SET PROBLEM => Filter the entries that follow, copying every line in which the word "skin" appears.
▬▬▬▬▬▬▬▬▬▬
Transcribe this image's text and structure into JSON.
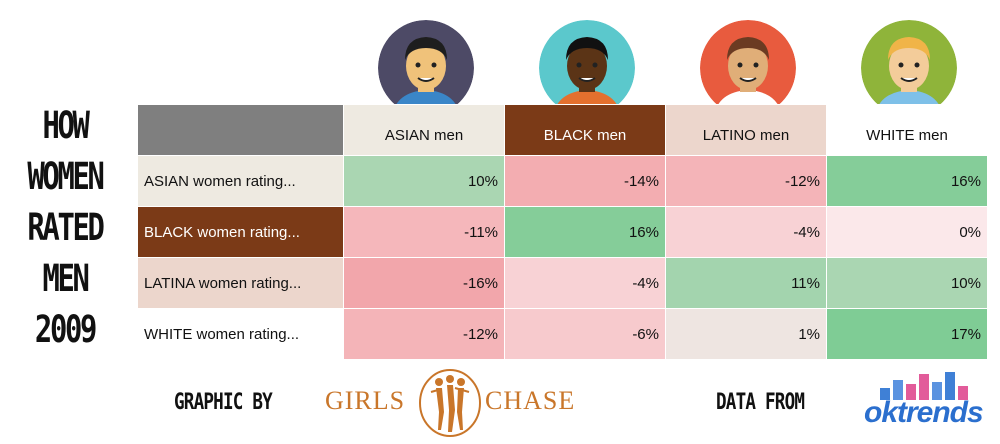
{
  "side_title": [
    "HOW",
    "WOMEN",
    "RATED",
    "MEN",
    "2009"
  ],
  "chart_data": {
    "type": "heatmap",
    "title": "HOW WOMEN RATED MEN 2009",
    "columns": [
      "ASIAN men",
      "BLACK men",
      "LATINO men",
      "WHITE men"
    ],
    "rows": [
      {
        "label": "ASIAN women rating...",
        "values": [
          10,
          -14,
          -12,
          16
        ],
        "display": [
          "10%",
          "-14%",
          "-12%",
          "16%"
        ]
      },
      {
        "label": "BLACK women rating...",
        "values": [
          -11,
          16,
          -4,
          0
        ],
        "display": [
          "-11%",
          "16%",
          "-4%",
          "0%"
        ]
      },
      {
        "label": "LATINA women rating...",
        "values": [
          -16,
          -4,
          11,
          10
        ],
        "display": [
          "-16%",
          "-4%",
          "11%",
          "10%"
        ]
      },
      {
        "label": "WHITE women rating...",
        "values": [
          -12,
          -6,
          1,
          17
        ],
        "display": [
          "-12%",
          "-6%",
          "1%",
          "17%"
        ]
      }
    ],
    "unit": "%",
    "color_scale": {
      "negative": "#f2a3a8",
      "zero": "#fbe8ea",
      "positive": "#7fcc95"
    }
  },
  "header_colors": {
    "columns": [
      "#eeeae1",
      "#7b3a17",
      "#ecd6cc",
      "#ffffff"
    ],
    "column_text": [
      "#111111",
      "#ffffff",
      "#111111",
      "#111111"
    ],
    "rows": [
      "#eeeae1",
      "#7b3a17",
      "#ecd6cc",
      "#ffffff"
    ],
    "row_text": [
      "#111111",
      "#ffffff",
      "#111111",
      "#111111"
    ]
  },
  "avatars": [
    {
      "name": "asian-man-avatar",
      "bg": "#4d4a66",
      "skin": "#f0c27a",
      "hair": "#1e1e1e",
      "shirt": "#3a86c8"
    },
    {
      "name": "black-man-avatar",
      "bg": "#5bc8cc",
      "skin": "#5b3416",
      "hair": "#111111",
      "shirt": "#e4702e"
    },
    {
      "name": "latino-man-avatar",
      "bg": "#e85b3e",
      "skin": "#e0ae78",
      "hair": "#6b3b22",
      "shirt": "#ffffff"
    },
    {
      "name": "white-man-avatar",
      "bg": "#8fb43a",
      "skin": "#f3cc9a",
      "hair": "#f0b448",
      "shirt": "#7ec0e8"
    }
  ],
  "footer": {
    "graphic_by": "GRAPHIC BY",
    "girls_chase_left": "GIRLS",
    "girls_chase_right": "CHASE",
    "data_from": "DATA FROM",
    "oktrends": "oktrends"
  }
}
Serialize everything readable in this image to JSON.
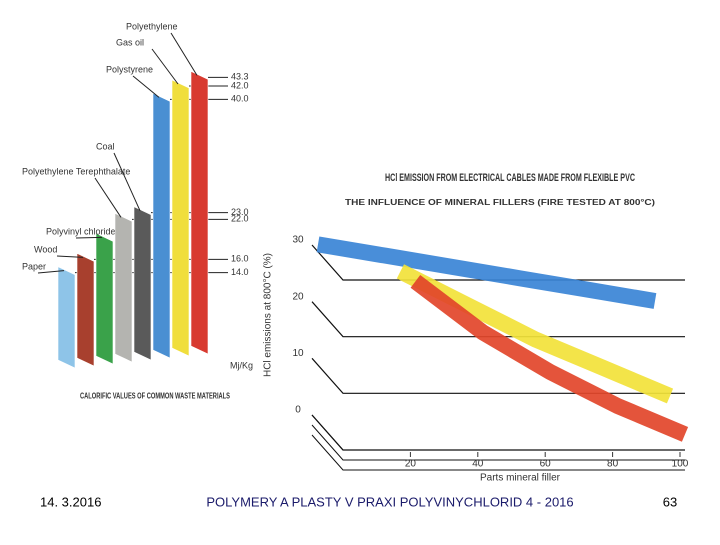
{
  "chart_data": [
    {
      "type": "bar",
      "title": "CALORIFIC VALUES OF COMMON WASTE MATERIALS",
      "unit": "Mj/Kg",
      "categories": [
        "Paper",
        "Wood",
        "Polyvinyl chloride",
        "Polyethylene Terephthalate",
        "Coal",
        "Polystyrene",
        "Gas oil",
        "Polyethylene"
      ],
      "values": [
        14,
        16,
        19,
        22,
        23,
        40,
        42,
        43.3
      ],
      "value_labels": [
        "14.0",
        "16.0",
        null,
        "22.0",
        "23.0",
        "40.0",
        "42.0",
        "43.3"
      ],
      "colors": [
        "#8ec4e8",
        "#a8402e",
        "#3aa24a",
        "#b4b4b0",
        "#5a5a5a",
        "#4a8fd2",
        "#f0de3c",
        "#d83a30"
      ],
      "ylim": [
        0,
        45
      ]
    },
    {
      "type": "line",
      "title": "HCl EMISSION FROM ELECTRICAL CABLES MADE FROM FLEXIBLE PVC",
      "subtitle": "THE INFLUENCE OF MINERAL FILLERS (FIRE TESTED AT 800°C)",
      "x_label": "Parts mineral filler",
      "y_label": "HCl emissions at 800°C (%)",
      "x": [
        0,
        20,
        40,
        60,
        80,
        100
      ],
      "series": [
        {
          "color": "#3a84d6",
          "values": [
            31,
            29,
            27,
            25,
            23,
            21
          ]
        },
        {
          "color": "#f2e23a",
          "values": [
            null,
            28,
            22,
            16,
            11,
            6
          ]
        },
        {
          "color": "#e2452a",
          "values": [
            null,
            28,
            19,
            12,
            6,
            1
          ]
        }
      ],
      "xlim": [
        0,
        100
      ],
      "ylim": [
        0,
        35
      ],
      "xticks": [
        20,
        40,
        60,
        80,
        100
      ],
      "yticks": [
        0,
        10,
        20,
        30
      ]
    }
  ],
  "footer": {
    "date": "14. 3.2016",
    "title": "POLYMERY A PLASTY V PRAXI POLYVINYCHLORID 4 - 2016",
    "page": "63"
  }
}
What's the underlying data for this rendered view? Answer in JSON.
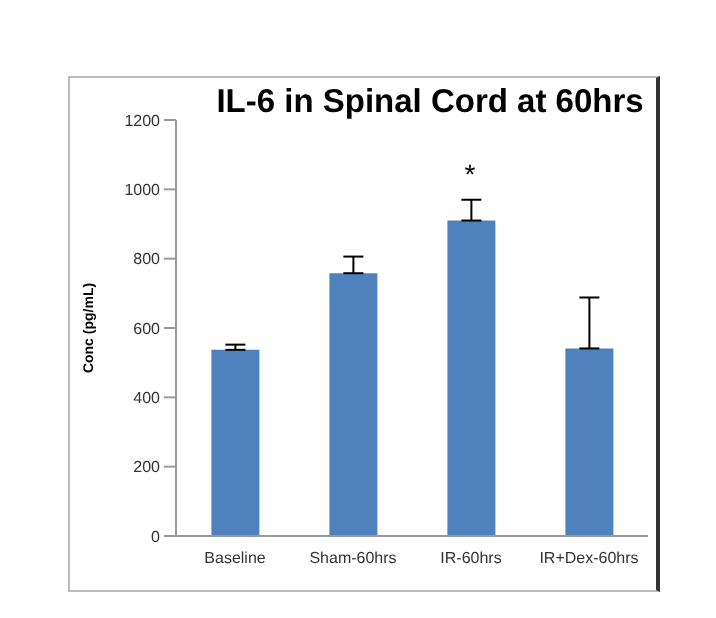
{
  "chart_data": {
    "type": "bar",
    "title": "IL-6 in Spinal Cord at 60hrs",
    "ylabel": "Conc (pg/mL)",
    "categories": [
      "Baseline",
      "Sham-60hrs",
      "IR-60hrs",
      "IR+Dex-60hrs"
    ],
    "values": [
      537,
      758,
      910,
      541
    ],
    "errors": [
      [
        537,
        552
      ],
      [
        758,
        806
      ],
      [
        910,
        970
      ],
      [
        541,
        688
      ]
    ],
    "color": "#4f81bd",
    "ylim": [
      0,
      1200
    ],
    "yticks": [
      0,
      200,
      400,
      600,
      800,
      1000,
      1200
    ],
    "grid": false,
    "legend": false,
    "annotations": [
      "*"
    ]
  }
}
▬▬▬▬▬▬▬▬▬▬
FINISHED EXERCISE =>
      "skin": "#f0c27a",
      "skin": "#5b3416",
      "skin": "#e0ae78",
      "skin": "#f3cc9a",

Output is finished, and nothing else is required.